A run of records
>>>>>

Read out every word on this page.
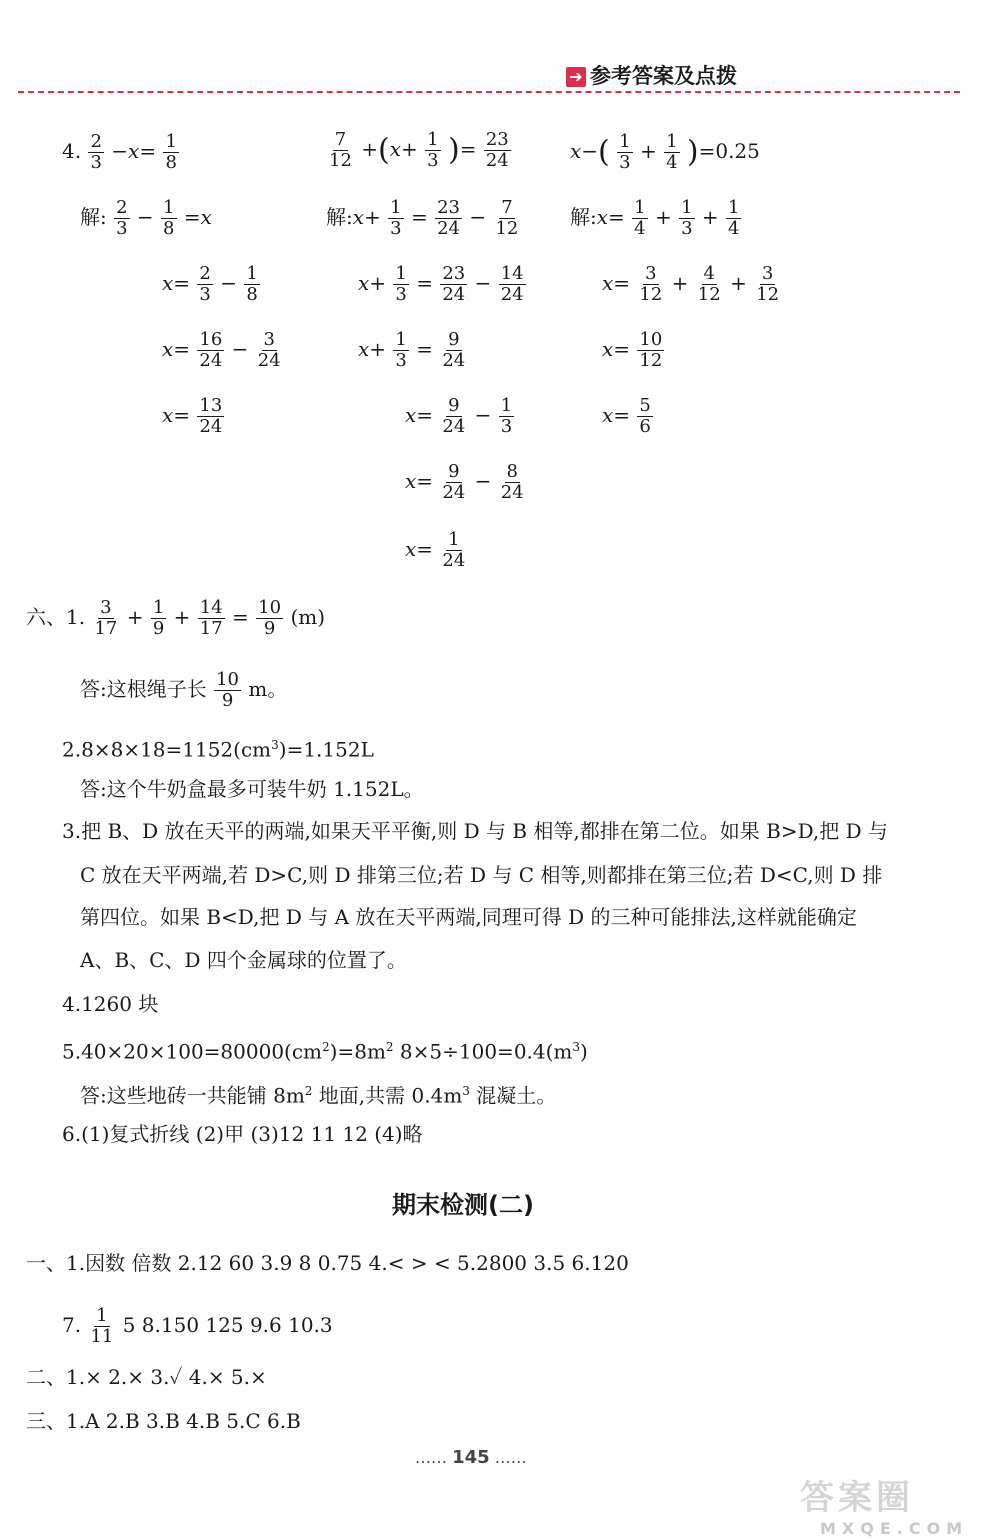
➔ 参考答案及点拨
4. $\frac{2}{3} -x= \frac{1}{8}$
解: $\frac{2}{3} - \frac{1}{8} =x$
$x= \frac{2}{3} - \frac{1}{8}$
$x= \frac{16}{24} - \frac{3}{24}$
$x= \frac{13}{24}$
$\frac{7}{12} +(x+ \frac{1}{3}$ )= $\frac{23}{24}$
解:x+ $\frac{1}{3} = \frac{23}{24} - \frac{7}{12}$
$x+ \frac{1}{3} = \frac{23}{24} - \frac{14}{24}$
$x+ \frac{1}{3} = \frac{9}{24}$
$x= \frac{9}{24} - \frac{1}{3}$
$x= \frac{9}{24} - \frac{8}{24}$
$x= \frac{1}{24}$
$x-( \frac{1}{3} + \frac{1}{4} )=0.25$
解:x= $\frac{1}{4} + \frac{1}{3} + \frac{1}{4}$
$x= \frac{3}{12} + \frac{4}{12} + \frac{3}{12}$
$x= \frac{10}{12}$
$x= \frac{5}{6}$
六、1. $\frac{3}{17} + \frac{1}{9} + \frac{14}{17} = \frac{10}{9} (m)$
答:这根绳子长 $\frac{10}{9}$ m。
$2.8\times 8\times 18=1152(cm^3)=1.152L$
答:这个牛奶盒最多可装牛奶 1.152L。
3.把 B、D 放在天平的两端,如果天平平衡,则 D 与 B 相等,都排在第二位。如果 B>D,把 D 与
C 放在天平两端,若 D>C,则 D 排第三位;若 D 与 C 相等,则都排在第三位;若 D<C,则 D 排
第四位。如果 B<D,把 D 与 A 放在天平两端,同理可得 D 的三种可能排法,这样就能确定
A、B、C、D 四个金属球的位置了。
4.1260 块
$5.40\times 20\times 100=80000(cm^2)=8m^2$ $8\times 5\div 100=0.4(m^3)$
答:这些地砖一共能铺 $8m^2$ 地面,共需 $0.4m^3$ 混凝土。
6.(1)复式折线 (2)甲 (3)12 11 12 (4)略
期末检测(二)
一、1.因数 倍数 2.12 60 3.9 8 0.75 4.< > < 5.2800 3.5 6.120
7. $\frac{1}{11} 5$ 8.150 125 9.6 10.3
二、1.× 2.× 3.✓ 4.× 5.×
三、1.A 2.B 3.B 4.B 5.C 6.B
…… 145 ……
答案圈
MXQE.COM
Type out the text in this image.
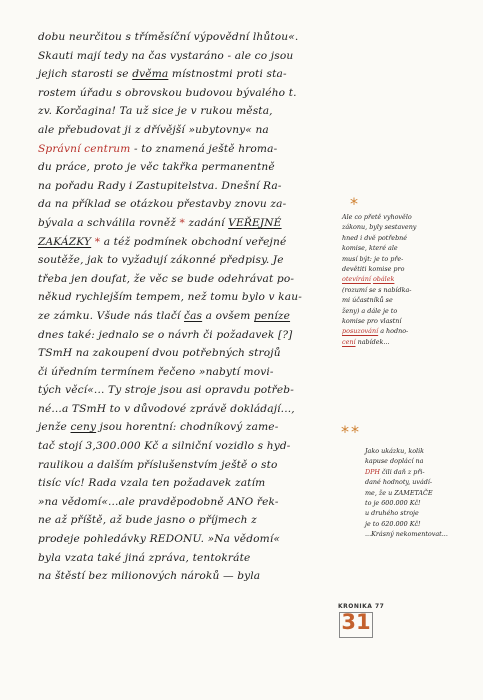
dobu neurčitou s tříměsíční výpovědní lhůtou«.
Skauti mají tedy na čas vystaráno - ale co jsou
jejich starosti se dvěma místnostmi proti sta-
rostem úřadu s obrovskou budovou bývalého t.
zv. Korčagina! Ta už sice je v rukou města,
ale přebudovat ji z dřívější »ubytovny« na
Správní centrum - to znamená ještě hroma-
du práce, proto je věc takřka permanentně
na pořadu Rady i Zastupitelstva. Dnešní Ra-
da na příklad se otázkou přestavby znovu za-
bývala a schválila rovněž * zadání VEŘEJNÉ
ZAKÁZKY * a též podmínek obchodní veřejné
soutěže, jak to vyžadují zákonné předpisy. Je
třeba jen doufat, že věc se bude odehrávat po-
někud rychlejším tempem, než tomu bylo v kau-
ze zámku. Všude nás tlačí čas a ovšem peníze
dnes také: jednalo se o návrh či požadavek [?]
TSmH na zakoupení dvou potřebných strojů
či úředním termínem řečeno »nabytí movi-
tých věcí«... Ty stroje jsou asi opravdu potřeb-
né...a TSmH to v důvodové zprávě dokládají...,
jenže ceny jsou horentní: chodníkový zame-
tač stojí 3,300.000 Kč a silniční vozidlo s hyd-
raulikou a dalším příslušenstvím ještě o sto
tisíc víc! Rada vzala ten požadavek zatím
»na vědomí«...ale pravděpodobně ANO řek-
ne až příště, až bude jasno o příjmech z
prodeje pohledávky REDONU. »Na vědomí«
byla vzata také jiná zpráva, tentokráte
na štěstí bez milionových nároků — byla
*
Ale co přetě vyhovělo
zákonu, byly sestaveny
hned i dvě potřebné
komise, které ale
musí být: je to pře-
devětiti komise pro
otevírání obálek
(rozumí se s nabídka-
mi účastníků se
ženy) a dále je to
komise pro vlastní
posuzování a hodno-
cení nabídek...
**
Jako ukázku, kolik
kapuse doplácí na
DPH čili daň z při-
dané hodnoty, uvádí-
me, že u ZAMETAČE
to je 600.000 Kč!
u druhého stroje
je to 620.000 Kč!
...Krásný nekomentovat...
KRONIKA 77
31
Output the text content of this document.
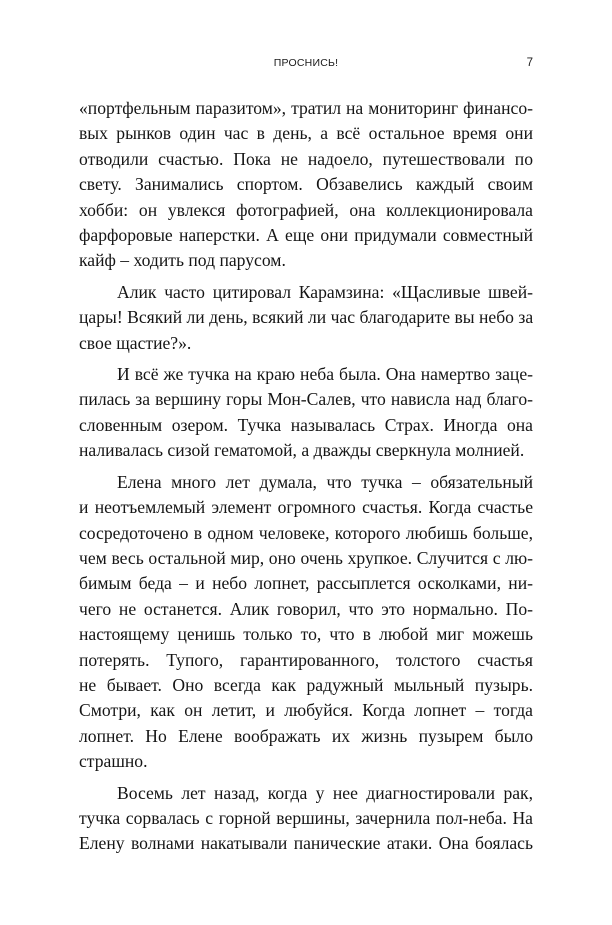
ПРОСНИСЬ!	7
«портфельным паразитом», тратил на мониторинг финансо-
вых рынков один час в день, а всё остальное время они
отводили счастью. Пока не надоело, путешествовали по
свету. Занимались спортом. Обзавелись каждый своим
хобби: он увлекся фотографией, она коллекционировала
фарфоровые наперстки. А еще они придумали совместный
кайф – ходить под парусом.
Алик часто цитировал Карамзина: «Щасливые швей-
цары! Всякий ли день, всякий ли час благодарите вы небо за
свое щастие?».
И всё же тучка на краю неба была. Она намертво заце-
пилась за вершину горы Мон-Салев, что нависла над благо-
словенным озером. Тучка называлась Страх. Иногда она
наливалась сизой гематомой, а дважды сверкнула молнией.
Елена много лет думала, что тучка – обязательный
и неотъемлемый элемент огромного счастья. Когда счастье
сосредоточено в одном человеке, которого любишь больше,
чем весь остальной мир, оно очень хрупкое. Случится с лю-
бимым беда – и небо лопнет, рассыплется осколками, ни-
чего не останется. Алик говорил, что это нормально. По-
настоящему ценишь только то, что в любой миг можешь
потерять. Тупого, гарантированного, толстого счастья
не бывает. Оно всегда как радужный мыльный пузырь.
Смотри, как он летит, и любуйся. Когда лопнет – тогда
лопнет. Но Елене воображать их жизнь пузырем было
страшно.
Восемь лет назад, когда у нее диагностировали рак,
тучка сорвалась с горной вершины, зачернила пол-неба. На
Елену волнами накатывали панические атаки. Она боялась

<<<<<

▸ Work to complete
The answer should be a single number: the count of lines in the data that include the string "požadavek".

▸ Exercise response
2